● **PROBLEM TO SOLVE**
Copy out each line containing "jquery" from the entries below.

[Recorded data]
———

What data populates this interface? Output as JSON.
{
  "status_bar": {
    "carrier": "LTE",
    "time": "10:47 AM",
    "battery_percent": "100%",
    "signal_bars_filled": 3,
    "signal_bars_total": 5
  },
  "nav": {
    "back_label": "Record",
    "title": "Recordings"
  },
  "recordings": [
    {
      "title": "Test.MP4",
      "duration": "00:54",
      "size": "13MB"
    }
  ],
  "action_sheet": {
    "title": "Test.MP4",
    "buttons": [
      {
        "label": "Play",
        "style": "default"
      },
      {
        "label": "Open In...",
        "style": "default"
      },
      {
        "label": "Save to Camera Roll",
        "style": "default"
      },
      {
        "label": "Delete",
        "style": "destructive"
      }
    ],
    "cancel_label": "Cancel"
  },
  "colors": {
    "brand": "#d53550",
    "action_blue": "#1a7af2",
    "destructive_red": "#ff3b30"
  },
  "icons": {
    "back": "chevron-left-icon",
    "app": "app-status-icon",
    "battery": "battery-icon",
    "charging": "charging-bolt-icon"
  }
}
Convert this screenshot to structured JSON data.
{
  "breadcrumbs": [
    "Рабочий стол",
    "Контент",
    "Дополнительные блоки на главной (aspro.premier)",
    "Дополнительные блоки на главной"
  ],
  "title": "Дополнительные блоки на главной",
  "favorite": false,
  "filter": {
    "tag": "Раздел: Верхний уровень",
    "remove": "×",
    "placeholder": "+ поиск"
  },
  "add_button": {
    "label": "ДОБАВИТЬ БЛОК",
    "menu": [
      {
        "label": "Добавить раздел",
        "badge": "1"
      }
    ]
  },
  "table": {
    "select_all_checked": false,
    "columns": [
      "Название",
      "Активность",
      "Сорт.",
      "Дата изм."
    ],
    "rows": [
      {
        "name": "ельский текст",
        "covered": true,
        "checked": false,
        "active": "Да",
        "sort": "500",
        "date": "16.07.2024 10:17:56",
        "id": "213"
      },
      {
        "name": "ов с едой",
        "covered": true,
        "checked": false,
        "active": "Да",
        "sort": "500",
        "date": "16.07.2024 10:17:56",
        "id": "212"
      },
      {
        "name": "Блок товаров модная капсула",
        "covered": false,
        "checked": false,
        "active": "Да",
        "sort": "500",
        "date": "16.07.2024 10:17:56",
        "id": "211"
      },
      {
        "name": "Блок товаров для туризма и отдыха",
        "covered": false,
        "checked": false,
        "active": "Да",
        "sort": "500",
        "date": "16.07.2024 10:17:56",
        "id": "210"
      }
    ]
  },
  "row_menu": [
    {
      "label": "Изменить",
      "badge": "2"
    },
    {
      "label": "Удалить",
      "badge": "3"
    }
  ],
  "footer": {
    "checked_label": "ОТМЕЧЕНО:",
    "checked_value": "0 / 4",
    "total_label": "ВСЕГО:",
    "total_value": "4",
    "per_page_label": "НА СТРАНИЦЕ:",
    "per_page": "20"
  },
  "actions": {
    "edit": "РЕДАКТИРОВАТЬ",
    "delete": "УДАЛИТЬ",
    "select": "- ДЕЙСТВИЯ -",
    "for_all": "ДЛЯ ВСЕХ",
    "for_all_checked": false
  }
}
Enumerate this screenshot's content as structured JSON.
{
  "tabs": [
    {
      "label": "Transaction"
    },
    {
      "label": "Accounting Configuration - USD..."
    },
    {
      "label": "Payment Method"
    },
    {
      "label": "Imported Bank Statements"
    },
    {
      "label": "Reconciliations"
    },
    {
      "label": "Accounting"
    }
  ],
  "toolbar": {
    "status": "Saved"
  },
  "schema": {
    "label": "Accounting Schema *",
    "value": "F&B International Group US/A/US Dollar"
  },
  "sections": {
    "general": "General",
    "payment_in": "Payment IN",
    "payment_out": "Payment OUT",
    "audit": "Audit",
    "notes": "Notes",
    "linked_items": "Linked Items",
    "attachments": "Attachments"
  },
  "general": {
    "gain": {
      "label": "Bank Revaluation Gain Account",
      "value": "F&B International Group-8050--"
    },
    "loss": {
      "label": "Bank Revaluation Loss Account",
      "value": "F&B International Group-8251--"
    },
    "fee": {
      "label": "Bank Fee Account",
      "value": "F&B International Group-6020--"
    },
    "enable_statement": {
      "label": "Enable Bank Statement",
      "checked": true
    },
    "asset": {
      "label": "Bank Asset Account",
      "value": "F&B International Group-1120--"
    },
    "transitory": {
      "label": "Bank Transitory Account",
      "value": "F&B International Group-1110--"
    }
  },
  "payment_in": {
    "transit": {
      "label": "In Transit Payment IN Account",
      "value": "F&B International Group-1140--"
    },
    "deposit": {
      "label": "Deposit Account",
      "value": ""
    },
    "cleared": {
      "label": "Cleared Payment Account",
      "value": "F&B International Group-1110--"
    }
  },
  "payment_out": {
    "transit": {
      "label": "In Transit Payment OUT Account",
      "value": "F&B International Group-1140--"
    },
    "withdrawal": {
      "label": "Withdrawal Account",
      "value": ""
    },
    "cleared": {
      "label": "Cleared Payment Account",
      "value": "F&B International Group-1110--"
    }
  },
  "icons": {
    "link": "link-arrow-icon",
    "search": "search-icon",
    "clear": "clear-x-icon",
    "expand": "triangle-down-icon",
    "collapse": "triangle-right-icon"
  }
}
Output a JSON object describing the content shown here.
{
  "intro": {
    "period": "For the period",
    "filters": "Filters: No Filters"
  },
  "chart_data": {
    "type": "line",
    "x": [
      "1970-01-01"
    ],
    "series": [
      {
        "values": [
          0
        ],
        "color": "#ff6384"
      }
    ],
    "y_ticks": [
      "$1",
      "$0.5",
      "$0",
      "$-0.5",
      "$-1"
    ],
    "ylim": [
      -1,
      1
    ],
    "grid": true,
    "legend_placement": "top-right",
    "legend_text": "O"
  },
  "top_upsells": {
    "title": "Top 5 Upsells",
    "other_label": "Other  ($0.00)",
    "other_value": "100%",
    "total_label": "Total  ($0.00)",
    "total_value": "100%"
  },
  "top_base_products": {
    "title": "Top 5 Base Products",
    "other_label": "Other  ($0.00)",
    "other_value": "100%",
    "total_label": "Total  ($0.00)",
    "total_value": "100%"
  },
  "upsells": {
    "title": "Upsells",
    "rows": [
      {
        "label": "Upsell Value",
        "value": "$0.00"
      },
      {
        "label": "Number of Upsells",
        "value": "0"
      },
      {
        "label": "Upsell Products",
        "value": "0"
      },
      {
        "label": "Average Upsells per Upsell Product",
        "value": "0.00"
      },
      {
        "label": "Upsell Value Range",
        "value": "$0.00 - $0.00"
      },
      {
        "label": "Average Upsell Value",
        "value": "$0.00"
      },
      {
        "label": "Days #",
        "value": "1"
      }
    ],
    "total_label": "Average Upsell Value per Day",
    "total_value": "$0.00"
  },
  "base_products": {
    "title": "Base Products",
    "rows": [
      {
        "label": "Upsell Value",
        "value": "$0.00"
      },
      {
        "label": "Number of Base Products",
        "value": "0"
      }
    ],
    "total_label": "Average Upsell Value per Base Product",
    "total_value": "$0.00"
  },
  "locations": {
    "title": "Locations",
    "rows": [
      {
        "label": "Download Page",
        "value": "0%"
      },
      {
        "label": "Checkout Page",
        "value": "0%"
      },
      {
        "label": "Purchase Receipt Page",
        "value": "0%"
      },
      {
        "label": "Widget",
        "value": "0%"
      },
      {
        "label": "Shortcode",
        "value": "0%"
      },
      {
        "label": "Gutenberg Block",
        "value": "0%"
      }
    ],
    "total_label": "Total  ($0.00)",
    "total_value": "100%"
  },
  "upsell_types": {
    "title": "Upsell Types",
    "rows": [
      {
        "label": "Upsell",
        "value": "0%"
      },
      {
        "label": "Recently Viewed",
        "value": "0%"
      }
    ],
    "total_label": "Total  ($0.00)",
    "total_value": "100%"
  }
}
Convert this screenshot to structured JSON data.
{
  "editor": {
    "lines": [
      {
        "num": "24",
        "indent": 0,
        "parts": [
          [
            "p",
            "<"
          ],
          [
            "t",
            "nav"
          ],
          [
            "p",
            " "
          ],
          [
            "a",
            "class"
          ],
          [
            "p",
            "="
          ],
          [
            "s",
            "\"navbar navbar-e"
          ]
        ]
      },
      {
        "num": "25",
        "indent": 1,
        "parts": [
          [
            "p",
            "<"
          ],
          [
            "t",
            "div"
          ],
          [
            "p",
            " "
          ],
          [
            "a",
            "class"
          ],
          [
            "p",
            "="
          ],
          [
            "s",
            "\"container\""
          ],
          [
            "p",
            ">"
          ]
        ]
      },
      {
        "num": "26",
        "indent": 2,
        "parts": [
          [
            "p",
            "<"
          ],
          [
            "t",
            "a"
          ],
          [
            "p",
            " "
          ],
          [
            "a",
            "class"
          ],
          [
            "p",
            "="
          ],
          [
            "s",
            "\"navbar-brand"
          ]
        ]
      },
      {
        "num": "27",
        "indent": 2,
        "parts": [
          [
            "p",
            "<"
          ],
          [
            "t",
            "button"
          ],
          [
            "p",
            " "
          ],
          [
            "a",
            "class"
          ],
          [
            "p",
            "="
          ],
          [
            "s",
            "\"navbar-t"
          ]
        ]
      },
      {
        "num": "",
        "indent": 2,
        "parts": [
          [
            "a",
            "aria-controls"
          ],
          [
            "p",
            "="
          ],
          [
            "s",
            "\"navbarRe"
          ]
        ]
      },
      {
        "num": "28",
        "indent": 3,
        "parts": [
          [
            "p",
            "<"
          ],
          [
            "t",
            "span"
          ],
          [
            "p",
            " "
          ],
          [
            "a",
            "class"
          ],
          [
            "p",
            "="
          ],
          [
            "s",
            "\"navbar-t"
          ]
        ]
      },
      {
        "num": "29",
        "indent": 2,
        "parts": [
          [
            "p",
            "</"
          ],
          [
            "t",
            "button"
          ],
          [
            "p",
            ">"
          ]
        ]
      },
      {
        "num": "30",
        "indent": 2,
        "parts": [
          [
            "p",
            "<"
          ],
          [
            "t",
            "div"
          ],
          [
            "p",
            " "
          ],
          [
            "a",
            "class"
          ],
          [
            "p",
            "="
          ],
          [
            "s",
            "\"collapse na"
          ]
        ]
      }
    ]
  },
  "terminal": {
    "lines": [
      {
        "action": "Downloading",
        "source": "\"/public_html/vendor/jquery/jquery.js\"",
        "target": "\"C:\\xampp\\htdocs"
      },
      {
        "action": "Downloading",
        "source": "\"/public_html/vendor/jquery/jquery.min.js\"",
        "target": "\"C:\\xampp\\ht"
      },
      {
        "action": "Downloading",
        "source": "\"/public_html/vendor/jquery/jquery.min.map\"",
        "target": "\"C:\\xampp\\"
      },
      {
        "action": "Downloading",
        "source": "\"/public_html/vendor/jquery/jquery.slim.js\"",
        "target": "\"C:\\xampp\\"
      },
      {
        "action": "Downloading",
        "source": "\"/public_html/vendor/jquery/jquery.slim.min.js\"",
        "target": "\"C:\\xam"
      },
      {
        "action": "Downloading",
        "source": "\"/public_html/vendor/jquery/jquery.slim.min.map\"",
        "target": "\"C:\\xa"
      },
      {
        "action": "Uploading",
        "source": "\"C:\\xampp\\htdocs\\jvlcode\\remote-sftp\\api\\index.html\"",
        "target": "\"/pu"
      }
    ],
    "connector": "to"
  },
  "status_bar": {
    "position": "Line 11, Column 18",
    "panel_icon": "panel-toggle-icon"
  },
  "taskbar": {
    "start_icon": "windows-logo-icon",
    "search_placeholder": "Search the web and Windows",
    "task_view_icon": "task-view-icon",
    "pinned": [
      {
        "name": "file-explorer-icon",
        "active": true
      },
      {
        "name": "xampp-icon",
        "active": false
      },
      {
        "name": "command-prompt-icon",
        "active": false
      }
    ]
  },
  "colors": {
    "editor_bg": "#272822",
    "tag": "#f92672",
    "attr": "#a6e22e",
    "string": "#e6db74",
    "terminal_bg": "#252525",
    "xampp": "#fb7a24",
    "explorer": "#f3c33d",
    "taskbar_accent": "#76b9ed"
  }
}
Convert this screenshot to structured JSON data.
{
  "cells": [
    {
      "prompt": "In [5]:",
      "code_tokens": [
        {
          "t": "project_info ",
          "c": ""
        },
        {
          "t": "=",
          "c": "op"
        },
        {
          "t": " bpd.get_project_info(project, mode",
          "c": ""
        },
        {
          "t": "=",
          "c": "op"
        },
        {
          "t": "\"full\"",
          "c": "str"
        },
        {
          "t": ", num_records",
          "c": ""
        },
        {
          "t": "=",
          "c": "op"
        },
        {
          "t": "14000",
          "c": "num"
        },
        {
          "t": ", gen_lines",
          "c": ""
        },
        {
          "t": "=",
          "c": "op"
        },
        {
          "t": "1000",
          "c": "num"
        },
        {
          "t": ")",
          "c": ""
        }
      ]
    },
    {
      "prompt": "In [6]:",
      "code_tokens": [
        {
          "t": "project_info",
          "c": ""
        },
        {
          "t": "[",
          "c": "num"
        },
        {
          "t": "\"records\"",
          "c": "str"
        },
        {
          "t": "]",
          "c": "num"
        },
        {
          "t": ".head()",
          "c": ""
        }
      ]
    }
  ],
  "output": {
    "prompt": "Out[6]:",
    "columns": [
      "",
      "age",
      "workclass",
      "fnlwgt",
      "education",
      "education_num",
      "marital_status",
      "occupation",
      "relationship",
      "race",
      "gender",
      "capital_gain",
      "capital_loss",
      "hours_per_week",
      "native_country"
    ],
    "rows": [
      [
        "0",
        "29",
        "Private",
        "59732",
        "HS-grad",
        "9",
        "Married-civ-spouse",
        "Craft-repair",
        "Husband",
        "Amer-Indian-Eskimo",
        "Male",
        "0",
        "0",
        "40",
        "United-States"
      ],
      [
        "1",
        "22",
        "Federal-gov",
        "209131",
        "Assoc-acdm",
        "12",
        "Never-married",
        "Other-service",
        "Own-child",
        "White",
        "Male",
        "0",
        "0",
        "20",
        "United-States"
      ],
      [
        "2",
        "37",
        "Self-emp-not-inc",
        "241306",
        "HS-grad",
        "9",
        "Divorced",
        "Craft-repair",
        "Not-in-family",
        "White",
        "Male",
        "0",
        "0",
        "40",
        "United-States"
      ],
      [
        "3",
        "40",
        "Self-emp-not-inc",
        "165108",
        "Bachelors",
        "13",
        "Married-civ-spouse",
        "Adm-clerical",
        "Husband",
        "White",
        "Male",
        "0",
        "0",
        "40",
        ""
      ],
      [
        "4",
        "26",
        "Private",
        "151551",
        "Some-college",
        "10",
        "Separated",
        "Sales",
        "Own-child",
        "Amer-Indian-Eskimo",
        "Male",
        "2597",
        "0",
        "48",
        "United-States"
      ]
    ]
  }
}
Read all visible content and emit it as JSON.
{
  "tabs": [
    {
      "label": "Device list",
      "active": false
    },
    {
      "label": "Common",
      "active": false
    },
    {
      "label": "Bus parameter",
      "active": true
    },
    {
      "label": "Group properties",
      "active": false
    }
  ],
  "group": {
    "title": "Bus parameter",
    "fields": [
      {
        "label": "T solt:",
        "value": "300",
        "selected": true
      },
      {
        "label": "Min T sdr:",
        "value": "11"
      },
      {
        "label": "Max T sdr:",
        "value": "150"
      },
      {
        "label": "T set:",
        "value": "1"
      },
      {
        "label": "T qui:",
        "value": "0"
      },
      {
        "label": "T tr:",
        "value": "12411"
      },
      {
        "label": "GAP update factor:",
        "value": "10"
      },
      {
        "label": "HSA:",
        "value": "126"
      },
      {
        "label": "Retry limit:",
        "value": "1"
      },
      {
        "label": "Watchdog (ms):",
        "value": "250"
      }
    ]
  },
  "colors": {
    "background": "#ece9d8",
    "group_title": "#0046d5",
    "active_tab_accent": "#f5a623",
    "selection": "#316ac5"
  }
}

———

● **ANSWER BELOW**
        "source": "\"/public_html/vendor/jquery/jquery.js\"",
        "source": "\"/public_html/vendor/jquery/jquery.min.js\"",
        "source": "\"/public_html/vendor/jquery/jquery.min.map\"",
        "source": "\"/public_html/vendor/jquery/jquery.slim.js\"",
        "source": "\"/public_html/vendor/jquery/jquery.slim.min.js\"",
        "source": "\"/public_html/vendor/jquery/jquery.slim.min.map\"",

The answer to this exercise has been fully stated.